▶ Dataset:
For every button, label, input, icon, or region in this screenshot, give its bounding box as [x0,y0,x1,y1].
* * *
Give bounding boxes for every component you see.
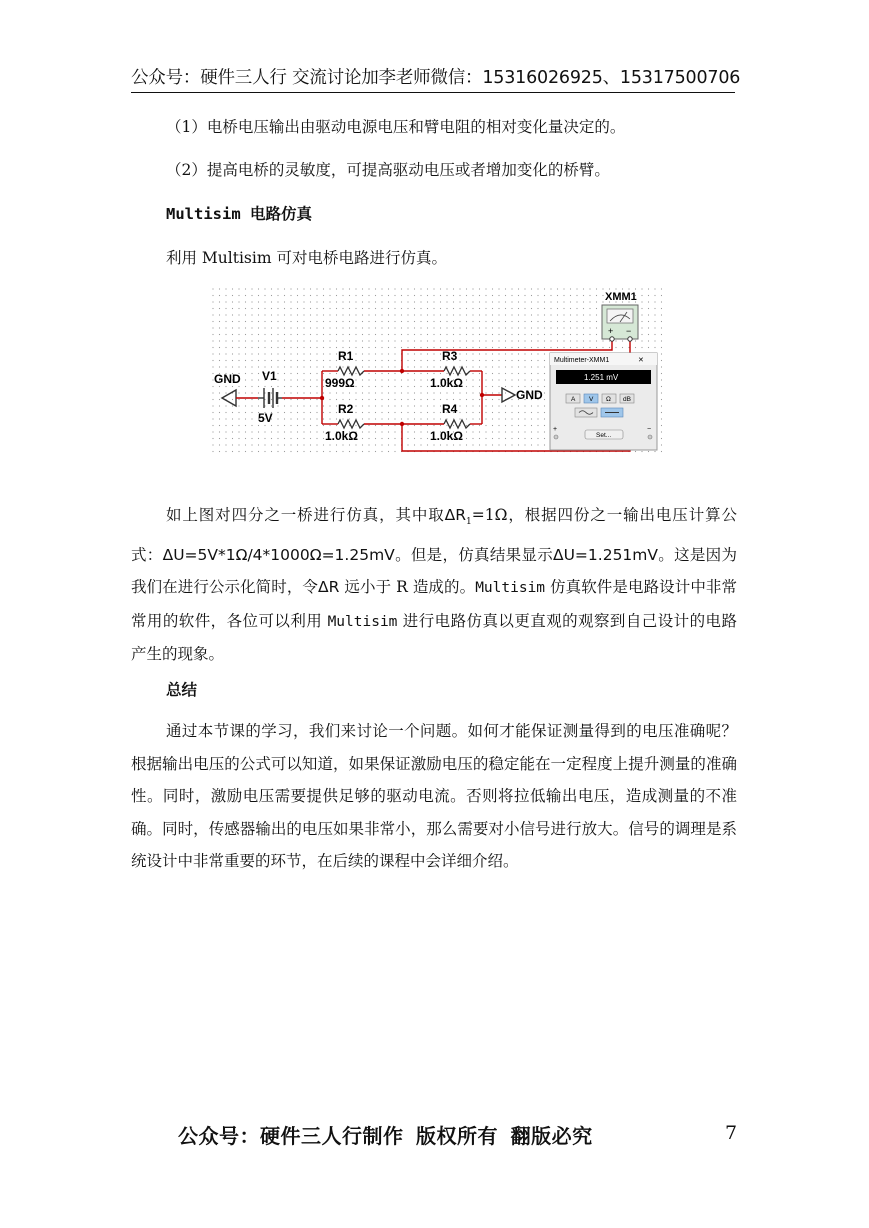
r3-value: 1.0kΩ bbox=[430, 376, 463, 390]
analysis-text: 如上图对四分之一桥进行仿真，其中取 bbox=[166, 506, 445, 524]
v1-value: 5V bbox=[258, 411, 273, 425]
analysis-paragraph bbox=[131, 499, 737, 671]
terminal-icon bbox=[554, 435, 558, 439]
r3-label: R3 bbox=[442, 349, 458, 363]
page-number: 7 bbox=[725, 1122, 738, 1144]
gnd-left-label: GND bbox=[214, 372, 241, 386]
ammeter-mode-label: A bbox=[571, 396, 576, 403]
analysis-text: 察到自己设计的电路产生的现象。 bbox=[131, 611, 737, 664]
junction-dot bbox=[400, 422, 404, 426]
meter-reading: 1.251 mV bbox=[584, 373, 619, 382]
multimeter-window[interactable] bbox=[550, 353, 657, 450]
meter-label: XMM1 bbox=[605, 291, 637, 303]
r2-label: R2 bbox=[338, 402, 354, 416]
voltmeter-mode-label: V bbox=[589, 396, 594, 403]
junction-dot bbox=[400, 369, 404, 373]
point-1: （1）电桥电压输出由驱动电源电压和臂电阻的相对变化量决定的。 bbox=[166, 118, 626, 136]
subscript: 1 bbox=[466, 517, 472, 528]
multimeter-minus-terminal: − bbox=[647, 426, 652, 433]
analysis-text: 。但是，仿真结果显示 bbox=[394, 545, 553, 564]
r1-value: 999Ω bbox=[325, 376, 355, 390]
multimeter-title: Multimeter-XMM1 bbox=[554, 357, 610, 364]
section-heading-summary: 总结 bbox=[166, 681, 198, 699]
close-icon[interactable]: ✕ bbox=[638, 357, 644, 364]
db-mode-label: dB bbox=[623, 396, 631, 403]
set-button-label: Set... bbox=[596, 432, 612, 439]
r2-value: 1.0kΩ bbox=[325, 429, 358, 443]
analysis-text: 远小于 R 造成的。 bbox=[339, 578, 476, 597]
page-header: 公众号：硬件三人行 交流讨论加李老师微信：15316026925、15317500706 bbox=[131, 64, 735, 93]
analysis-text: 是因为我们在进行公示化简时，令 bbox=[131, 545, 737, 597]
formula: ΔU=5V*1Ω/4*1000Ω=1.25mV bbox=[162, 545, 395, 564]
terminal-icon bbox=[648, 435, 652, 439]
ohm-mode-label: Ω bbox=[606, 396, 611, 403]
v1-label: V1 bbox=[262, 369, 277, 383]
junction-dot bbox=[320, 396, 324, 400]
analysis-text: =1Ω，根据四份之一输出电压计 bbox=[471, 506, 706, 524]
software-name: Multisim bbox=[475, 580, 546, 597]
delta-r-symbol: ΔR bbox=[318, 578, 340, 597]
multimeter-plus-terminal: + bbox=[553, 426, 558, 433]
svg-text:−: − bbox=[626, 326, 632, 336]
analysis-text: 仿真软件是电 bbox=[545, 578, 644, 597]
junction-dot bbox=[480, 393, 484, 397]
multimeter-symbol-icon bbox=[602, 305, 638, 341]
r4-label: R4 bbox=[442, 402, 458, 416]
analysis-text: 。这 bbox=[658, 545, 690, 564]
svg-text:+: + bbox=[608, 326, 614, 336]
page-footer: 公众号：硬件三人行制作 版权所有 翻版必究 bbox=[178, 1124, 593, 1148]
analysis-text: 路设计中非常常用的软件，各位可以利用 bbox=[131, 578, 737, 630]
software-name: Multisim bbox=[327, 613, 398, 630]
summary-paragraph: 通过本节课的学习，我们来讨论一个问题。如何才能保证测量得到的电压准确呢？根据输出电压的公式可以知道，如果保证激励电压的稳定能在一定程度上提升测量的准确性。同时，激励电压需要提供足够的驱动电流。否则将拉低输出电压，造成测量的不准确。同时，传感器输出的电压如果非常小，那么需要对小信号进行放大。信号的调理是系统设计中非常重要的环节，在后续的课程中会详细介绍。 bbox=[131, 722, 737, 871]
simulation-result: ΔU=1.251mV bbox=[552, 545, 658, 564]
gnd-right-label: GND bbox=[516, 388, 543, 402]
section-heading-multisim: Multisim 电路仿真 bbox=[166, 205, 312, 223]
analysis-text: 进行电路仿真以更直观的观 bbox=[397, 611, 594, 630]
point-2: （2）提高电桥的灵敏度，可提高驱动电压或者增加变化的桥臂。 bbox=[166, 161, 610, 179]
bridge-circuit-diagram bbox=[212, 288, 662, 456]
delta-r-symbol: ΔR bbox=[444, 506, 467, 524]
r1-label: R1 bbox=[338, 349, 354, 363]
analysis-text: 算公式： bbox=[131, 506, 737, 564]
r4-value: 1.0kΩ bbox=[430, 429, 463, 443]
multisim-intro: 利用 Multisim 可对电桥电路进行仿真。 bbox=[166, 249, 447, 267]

▶ Task goal:
Format the items from the line with "Give bounding boxes" to the line with "multimeter-window[interactable] bbox=[550, 353, 657, 450]", both included, as a JSON list of strings with one string per line and no blank lines. Leave the pictures out.

▶ Task result:
[
  "Give bounding boxes for every component you see.",
  "r3-value: 1.0kΩ bbox=[430, 376, 463, 390]",
  "analysis-text: 如上图对四分之一桥进行仿真，其中取 bbox=[166, 506, 445, 524]",
  "v1-value: 5V bbox=[258, 411, 273, 425]",
  "analysis-paragraph bbox=[131, 499, 737, 671]",
  "terminal-icon bbox=[554, 435, 558, 439]",
  "r3-label: R3 bbox=[442, 349, 458, 363]",
  "page-number: 7 bbox=[725, 1122, 738, 1144]",
  "gnd-left-label: GND bbox=[214, 372, 241, 386]",
  "ammeter-mode-label: A bbox=[571, 396, 576, 403]",
  "analysis-text: 察到自己设计的电路产生的现象。 bbox=[131, 611, 737, 664]",
  "junction-dot bbox=[400, 422, 404, 426]",
  "meter-reading: 1.251 mV bbox=[584, 373, 619, 382]",
  "multimeter-window[interactable] bbox=[550, 353, 657, 450]"
]